* begin Material for this task *

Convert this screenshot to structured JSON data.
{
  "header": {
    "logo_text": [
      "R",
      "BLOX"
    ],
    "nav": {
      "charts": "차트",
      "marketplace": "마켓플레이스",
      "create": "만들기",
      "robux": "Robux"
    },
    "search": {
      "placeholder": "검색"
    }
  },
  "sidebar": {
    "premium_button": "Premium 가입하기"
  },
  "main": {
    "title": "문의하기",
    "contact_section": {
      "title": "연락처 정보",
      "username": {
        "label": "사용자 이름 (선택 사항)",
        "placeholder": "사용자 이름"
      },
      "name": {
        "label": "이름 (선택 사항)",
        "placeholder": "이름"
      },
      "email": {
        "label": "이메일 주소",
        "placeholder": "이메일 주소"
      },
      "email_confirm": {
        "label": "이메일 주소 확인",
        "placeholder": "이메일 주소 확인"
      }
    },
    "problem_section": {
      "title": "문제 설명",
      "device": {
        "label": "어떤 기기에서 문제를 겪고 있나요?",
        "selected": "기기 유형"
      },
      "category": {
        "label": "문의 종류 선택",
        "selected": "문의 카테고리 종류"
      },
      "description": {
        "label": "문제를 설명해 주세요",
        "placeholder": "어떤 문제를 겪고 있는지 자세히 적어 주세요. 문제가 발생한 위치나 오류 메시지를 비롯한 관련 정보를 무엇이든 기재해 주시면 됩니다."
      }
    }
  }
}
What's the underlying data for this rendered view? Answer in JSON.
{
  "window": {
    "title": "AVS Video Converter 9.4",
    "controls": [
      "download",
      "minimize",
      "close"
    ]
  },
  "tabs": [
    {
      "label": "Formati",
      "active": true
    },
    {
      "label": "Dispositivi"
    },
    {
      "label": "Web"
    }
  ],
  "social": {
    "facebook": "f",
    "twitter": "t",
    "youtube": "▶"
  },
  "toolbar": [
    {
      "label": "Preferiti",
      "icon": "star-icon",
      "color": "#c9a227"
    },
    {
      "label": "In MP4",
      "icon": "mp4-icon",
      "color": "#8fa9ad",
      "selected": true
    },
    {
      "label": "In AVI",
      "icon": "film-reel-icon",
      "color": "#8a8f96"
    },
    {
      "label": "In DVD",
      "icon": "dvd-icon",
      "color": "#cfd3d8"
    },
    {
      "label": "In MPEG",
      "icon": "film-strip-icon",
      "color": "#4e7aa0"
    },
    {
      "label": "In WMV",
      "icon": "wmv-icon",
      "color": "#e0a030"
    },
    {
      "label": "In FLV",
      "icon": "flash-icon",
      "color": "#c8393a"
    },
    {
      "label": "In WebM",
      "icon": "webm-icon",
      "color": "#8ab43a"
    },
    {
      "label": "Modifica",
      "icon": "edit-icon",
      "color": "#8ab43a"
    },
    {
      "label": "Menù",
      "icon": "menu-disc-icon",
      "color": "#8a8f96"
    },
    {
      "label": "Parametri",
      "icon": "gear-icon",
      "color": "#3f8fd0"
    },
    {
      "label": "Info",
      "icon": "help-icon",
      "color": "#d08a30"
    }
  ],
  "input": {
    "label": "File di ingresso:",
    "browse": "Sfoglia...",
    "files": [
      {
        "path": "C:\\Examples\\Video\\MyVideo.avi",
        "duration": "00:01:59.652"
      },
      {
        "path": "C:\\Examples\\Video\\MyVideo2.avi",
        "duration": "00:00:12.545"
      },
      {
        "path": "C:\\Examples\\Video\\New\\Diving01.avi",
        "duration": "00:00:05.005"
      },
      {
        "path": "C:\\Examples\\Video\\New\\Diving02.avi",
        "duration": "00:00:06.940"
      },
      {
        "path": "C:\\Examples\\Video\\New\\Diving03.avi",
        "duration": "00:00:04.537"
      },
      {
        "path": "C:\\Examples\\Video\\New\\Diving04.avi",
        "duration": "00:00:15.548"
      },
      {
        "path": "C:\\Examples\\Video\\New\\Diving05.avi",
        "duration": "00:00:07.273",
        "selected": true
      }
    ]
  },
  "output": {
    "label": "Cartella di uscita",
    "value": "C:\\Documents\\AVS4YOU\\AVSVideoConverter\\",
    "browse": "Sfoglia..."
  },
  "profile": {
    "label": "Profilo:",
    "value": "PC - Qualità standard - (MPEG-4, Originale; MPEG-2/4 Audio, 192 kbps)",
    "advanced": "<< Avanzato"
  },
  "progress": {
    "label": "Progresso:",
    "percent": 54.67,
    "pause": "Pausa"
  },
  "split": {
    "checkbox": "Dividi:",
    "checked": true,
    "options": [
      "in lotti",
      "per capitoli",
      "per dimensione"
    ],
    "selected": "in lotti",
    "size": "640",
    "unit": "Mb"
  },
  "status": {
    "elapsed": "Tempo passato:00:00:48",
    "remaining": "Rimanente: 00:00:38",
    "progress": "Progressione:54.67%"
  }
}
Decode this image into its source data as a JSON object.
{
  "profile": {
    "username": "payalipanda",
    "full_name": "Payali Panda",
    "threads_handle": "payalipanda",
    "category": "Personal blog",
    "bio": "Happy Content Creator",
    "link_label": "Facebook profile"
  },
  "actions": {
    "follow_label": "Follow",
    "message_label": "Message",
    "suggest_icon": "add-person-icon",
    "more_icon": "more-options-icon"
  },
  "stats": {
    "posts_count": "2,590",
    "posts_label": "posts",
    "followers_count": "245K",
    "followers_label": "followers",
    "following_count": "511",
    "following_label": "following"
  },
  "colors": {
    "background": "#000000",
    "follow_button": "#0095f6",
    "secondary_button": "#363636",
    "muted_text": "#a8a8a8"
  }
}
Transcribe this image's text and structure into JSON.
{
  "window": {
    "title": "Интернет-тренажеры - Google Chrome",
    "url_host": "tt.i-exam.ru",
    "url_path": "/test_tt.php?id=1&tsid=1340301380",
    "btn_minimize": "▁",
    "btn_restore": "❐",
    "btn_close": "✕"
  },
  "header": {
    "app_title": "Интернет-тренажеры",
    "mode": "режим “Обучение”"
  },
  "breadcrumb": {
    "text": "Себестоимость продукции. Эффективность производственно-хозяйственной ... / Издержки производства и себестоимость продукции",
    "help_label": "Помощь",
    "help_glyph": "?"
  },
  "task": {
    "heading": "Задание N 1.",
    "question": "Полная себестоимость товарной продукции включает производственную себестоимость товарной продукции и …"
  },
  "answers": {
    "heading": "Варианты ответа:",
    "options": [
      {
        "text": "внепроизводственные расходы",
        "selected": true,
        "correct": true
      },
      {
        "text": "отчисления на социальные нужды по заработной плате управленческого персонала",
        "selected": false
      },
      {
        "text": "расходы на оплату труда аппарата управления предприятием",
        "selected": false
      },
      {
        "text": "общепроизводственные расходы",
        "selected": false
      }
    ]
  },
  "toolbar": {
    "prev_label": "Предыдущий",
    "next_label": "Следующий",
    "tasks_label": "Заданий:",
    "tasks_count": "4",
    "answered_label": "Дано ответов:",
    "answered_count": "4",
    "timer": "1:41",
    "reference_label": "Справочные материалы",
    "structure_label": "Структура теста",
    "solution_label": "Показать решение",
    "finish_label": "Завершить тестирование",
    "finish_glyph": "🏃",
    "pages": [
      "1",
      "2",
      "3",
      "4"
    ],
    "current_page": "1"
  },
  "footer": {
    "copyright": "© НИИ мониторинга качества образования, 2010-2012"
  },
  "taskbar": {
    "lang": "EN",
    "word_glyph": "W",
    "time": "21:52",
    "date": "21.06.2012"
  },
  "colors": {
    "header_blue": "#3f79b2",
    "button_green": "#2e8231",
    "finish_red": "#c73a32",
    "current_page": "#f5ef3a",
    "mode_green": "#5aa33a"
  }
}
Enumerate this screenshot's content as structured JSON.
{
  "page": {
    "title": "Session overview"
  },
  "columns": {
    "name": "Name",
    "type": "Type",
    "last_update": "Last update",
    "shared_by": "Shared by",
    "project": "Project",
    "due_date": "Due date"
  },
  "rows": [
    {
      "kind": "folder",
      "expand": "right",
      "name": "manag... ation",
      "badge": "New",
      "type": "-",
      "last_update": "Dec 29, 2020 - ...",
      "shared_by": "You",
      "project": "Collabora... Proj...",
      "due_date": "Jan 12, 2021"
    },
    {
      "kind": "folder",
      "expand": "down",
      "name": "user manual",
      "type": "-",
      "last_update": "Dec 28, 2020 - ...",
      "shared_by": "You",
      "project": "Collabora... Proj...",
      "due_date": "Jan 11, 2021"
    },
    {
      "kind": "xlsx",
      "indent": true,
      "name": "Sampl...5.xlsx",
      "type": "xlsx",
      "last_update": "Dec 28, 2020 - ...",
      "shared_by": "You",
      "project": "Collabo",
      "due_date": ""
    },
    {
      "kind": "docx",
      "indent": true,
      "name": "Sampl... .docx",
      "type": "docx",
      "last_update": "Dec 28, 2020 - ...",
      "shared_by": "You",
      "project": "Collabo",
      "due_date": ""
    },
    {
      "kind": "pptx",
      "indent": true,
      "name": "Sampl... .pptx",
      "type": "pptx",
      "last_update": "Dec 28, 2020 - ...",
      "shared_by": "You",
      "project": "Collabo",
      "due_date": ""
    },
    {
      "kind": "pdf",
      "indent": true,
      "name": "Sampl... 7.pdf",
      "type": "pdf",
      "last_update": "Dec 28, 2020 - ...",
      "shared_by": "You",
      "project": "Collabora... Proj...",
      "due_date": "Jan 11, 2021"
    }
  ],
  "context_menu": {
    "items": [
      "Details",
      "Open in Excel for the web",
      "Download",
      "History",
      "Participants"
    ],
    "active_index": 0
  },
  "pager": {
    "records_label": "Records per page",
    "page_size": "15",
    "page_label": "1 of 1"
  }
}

* end Material for this task *

**Set task:** Identify the lines above with the word "себестоимость". Copy them.

**Solution to this task:**
    "text": "Себестоимость продукции. Эффективность производственно-хозяйственной ... / Издержки производства и себестоимость продукции",
    "question": "Полная себестоимость товарной продукции включает производственную себестоимость товарной продукции и …"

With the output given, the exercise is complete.